Work to be completed: Each entry has to be copied exactly, with nothing missed.

Supplied information:
══════════
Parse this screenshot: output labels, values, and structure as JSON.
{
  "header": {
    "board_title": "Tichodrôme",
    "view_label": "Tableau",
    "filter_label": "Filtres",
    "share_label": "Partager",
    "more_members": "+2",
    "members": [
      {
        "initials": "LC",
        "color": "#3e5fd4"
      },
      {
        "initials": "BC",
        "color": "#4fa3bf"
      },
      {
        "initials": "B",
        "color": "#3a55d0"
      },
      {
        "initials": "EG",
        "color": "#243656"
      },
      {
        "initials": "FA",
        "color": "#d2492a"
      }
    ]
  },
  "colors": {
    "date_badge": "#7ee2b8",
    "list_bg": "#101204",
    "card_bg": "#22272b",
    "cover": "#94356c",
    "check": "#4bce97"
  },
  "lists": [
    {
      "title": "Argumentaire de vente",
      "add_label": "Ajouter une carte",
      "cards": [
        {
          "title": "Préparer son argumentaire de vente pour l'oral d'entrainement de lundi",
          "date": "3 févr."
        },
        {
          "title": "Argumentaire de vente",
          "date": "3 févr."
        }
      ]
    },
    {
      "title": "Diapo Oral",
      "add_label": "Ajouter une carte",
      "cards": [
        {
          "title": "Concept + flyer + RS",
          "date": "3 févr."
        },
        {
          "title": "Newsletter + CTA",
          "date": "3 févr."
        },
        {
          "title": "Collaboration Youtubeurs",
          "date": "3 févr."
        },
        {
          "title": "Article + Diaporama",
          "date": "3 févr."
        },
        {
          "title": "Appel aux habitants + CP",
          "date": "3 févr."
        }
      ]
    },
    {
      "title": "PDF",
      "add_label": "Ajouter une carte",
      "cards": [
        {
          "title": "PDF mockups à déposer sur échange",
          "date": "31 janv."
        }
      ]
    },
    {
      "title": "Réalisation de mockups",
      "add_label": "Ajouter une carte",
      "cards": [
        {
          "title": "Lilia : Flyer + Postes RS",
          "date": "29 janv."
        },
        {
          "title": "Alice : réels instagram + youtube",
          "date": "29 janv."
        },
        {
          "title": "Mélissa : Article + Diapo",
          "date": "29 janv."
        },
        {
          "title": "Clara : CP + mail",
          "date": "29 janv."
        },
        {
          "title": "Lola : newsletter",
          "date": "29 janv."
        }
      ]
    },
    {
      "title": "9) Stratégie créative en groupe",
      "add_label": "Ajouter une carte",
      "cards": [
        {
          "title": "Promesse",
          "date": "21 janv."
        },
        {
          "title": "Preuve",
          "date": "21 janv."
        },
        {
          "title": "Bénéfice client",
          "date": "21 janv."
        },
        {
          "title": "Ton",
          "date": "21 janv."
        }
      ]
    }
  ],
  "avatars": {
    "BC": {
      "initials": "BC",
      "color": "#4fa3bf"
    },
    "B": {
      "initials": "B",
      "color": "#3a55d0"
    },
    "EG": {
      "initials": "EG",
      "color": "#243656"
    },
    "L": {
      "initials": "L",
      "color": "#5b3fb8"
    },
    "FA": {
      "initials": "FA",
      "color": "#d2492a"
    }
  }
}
══════════
Exercise response:
Parse this screenshot: output labels, values, and structure as JSON.
{
  "header": {
    "board_title": "Tichodrôme",
    "view_label": "Tableau",
    "filter_label": "Filtres",
    "share_label": "Partager",
    "more_members": "+2",
    "members": [
      {
        "initials": "LC",
        "color": "#3e5fd4"
      },
      {
        "initials": "BC",
        "color": "#4fa3bf"
      },
      {
        "initials": "B",
        "color": "#3a55d0"
      },
      {
        "initials": "EG",
        "color": "#243656"
      },
      {
        "initials": "FA",
        "color": "#d2492a"
      }
    ]
  },
  "colors": {
    "date_badge": "#7ee2b8",
    "list_bg": "#101204",
    "card_bg": "#22272b",
    "cover": "#94356c",
    "check": "#4bce97"
  },
  "lists": [
    {
      "title": "Argumentaire de vente",
      "add_label": "Ajouter une carte",
      "cards": [
        {
          "title": "Préparer son argumentaire de vente pour l'oral d'entrainement de lundi",
          "date": "3 févr."
        },
        {
          "title": "Argumentaire de vente",
          "date": "3 févr."
        }
      ]
    },
    {
      "title": "Diapo Oral",
      "add_label": "Ajouter une carte",
      "cards": [
        {
          "title": "Concept + flyer + RS",
          "date": "3 févr."
        },
        {
          "title": "Newsletter + CTA",
          "date": "3 févr."
        },
        {
          "title": "Collaboration Youtubeurs",
          "date": "3 févr."
        },
        {
          "title": "Article + Diaporama",
          "date": "3 févr."
        },
        {
          "title": "Appel aux habitants + CP",
          "date": "3 févr."
        }
      ]
    },
    {
      "title": "PDF",
      "add_label": "Ajouter une carte",
      "cards": [
        {
          "title": "PDF mockups à déposer sur échange",
          "date": "31 janv."
        }
      ]
    },
    {
      "title": "Réalisation de mockups",
      "add_label": "Ajouter une carte",
      "cards": [
        {
          "title": "Lilia : Flyer + Postes RS",
          "date": "29 janv."
        },
        {
          "title": "Alice : réels instagram + youtube",
          "date": "29 janv."
        },
        {
          "title": "Mélissa : Article + Diapo",
          "date": "29 janv."
        },
        {
          "title": "Clara : CP + mail",
          "date": "29 janv."
        },
        {
          "title": "Lola : newsletter",
          "date": "29 janv."
        }
      ]
    },
    {
      "title": "9) Stratégie créative en groupe",
      "add_label": "Ajouter une carte",
      "cards": [
        {
          "title": "Promesse",
          "date": "21 janv."
        },
        {
          "title": "Preuve",
          "date": "21 janv."
        },
        {
          "title": "Bénéfice client",
          "date": "21 janv."
        },
        {
          "title": "Ton",
          "date": "21 janv."
        }
      ]
    }
  ],
  "avatars": {
    "BC": {
      "initials": "BC",
      "color": "#4fa3bf"
    },
    "B": {
      "initials": "B",
      "color": "#3a55d0"
    },
    "EG": {
      "initials": "EG",
      "color": "#243656"
    },
    "L": {
      "initials": "L",
      "color": "#5b3fb8"
    },
    "FA": {
      "initials": "FA",
      "color": "#d2492a"
    }
  }
}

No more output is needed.